___ RECORDS FOR PROCESSING
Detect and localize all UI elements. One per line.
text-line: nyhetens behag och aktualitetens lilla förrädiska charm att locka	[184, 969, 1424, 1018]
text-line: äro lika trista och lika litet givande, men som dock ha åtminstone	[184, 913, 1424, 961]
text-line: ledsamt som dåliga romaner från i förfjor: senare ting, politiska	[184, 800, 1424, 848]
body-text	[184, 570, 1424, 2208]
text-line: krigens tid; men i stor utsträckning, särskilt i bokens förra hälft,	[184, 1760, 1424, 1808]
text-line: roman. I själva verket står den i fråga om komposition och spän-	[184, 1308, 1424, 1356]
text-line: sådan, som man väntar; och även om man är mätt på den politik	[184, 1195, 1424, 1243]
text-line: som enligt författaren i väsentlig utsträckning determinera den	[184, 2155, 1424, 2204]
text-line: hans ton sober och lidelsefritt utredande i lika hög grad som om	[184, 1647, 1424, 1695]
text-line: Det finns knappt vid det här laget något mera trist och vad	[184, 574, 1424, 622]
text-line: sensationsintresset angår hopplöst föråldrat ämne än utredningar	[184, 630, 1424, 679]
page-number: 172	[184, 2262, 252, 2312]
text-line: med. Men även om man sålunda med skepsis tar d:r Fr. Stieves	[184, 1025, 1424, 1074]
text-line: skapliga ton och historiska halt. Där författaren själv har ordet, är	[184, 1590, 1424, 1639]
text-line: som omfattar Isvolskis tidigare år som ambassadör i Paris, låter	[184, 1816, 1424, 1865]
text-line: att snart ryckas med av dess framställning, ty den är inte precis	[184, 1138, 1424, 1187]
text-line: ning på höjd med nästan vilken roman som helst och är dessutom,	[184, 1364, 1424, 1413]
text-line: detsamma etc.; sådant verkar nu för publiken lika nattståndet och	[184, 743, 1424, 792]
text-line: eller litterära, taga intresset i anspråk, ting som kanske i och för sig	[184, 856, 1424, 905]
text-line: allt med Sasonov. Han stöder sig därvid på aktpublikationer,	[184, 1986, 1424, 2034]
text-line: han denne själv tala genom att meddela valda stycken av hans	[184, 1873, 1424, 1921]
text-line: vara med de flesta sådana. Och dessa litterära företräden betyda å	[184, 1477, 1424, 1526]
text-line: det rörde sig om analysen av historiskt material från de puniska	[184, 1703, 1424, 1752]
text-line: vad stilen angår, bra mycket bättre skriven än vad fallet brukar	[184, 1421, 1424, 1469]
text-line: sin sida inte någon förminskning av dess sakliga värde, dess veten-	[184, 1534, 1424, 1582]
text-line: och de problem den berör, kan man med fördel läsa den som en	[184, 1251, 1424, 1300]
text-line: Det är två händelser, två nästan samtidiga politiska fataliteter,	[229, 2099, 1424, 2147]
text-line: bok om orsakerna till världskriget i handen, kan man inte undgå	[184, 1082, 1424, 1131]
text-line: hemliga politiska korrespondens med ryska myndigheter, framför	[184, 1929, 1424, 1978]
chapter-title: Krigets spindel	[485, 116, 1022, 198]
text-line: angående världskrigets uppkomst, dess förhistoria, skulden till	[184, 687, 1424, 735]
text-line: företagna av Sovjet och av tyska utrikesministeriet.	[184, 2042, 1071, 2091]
______
TASK DESCRIPTION: Every line above has to be restated word for word.

OUTPUT BELOW:
Detect and localize all UI elements. One per line.
text-line: nyhetens behag och aktualitetens lilla förrädiska charm att locka	[184, 969, 1424, 1018]
text-line: äro lika trista och lika litet givande, men som dock ha åtminstone	[184, 913, 1424, 961]
text-line: ledsamt som dåliga romaner från i förfjor: senare ting, politiska	[184, 800, 1424, 848]
body-text	[184, 570, 1424, 2208]
text-line: krigens tid; men i stor utsträckning, särskilt i bokens förra hälft,	[184, 1760, 1424, 1808]
text-line: roman. I själva verket står den i fråga om komposition och spän-	[184, 1308, 1424, 1356]
text-line: sådan, som man väntar; och även om man är mätt på den politik	[184, 1195, 1424, 1243]
text-line: som enligt författaren i väsentlig utsträckning determinera den	[184, 2155, 1424, 2204]
text-line: hans ton sober och lidelsefritt utredande i lika hög grad som om	[184, 1647, 1424, 1695]
text-line: Det finns knappt vid det här laget något mera trist och vad	[184, 574, 1424, 622]
text-line: sensationsintresset angår hopplöst föråldrat ämne än utredningar	[184, 630, 1424, 679]
page-number: 172	[184, 2262, 252, 2312]
text-line: med. Men även om man sålunda med skepsis tar d:r Fr. Stieves	[184, 1025, 1424, 1074]
text-line: skapliga ton och historiska halt. Där författaren själv har ordet, är	[184, 1590, 1424, 1639]
text-line: som omfattar Isvolskis tidigare år som ambassadör i Paris, låter	[184, 1816, 1424, 1865]
text-line: att snart ryckas med av dess framställning, ty den är inte precis	[184, 1138, 1424, 1187]
text-line: ning på höjd med nästan vilken roman som helst och är dessutom,	[184, 1364, 1424, 1413]
text-line: detsamma etc.; sådant verkar nu för publiken lika nattståndet och	[184, 743, 1424, 792]
text-line: eller litterära, taga intresset i anspråk, ting som kanske i och för sig	[184, 856, 1424, 905]
text-line: allt med Sasonov. Han stöder sig därvid på aktpublikationer,	[184, 1986, 1424, 2034]
text-line: han denne själv tala genom att meddela valda stycken av hans	[184, 1873, 1424, 1921]
text-line: vara med de flesta sådana. Och dessa litterära företräden betyda å	[184, 1477, 1424, 1526]
text-line: det rörde sig om analysen av historiskt material från de puniska	[184, 1703, 1424, 1752]
text-line: vad stilen angår, bra mycket bättre skriven än vad fallet brukar	[184, 1421, 1424, 1469]
text-line: sin sida inte någon förminskning av dess sakliga värde, dess veten-	[184, 1534, 1424, 1582]
text-line: och de problem den berör, kan man med fördel läsa den som en	[184, 1251, 1424, 1300]
text-line: Det är två händelser, två nästan samtidiga politiska fataliteter,	[229, 2099, 1424, 2147]
text-line: bok om orsakerna till världskriget i handen, kan man inte undgå	[184, 1082, 1424, 1131]
text-line: hemliga politiska korrespondens med ryska myndigheter, framför	[184, 1929, 1424, 1978]
chapter-title: Krigets spindel	[485, 116, 1022, 198]
text-line: angående världskrigets uppkomst, dess förhistoria, skulden till	[184, 687, 1424, 735]
text-line: företagna av Sovjet och av tyska utrikesministeriet.	[184, 2042, 1071, 2091]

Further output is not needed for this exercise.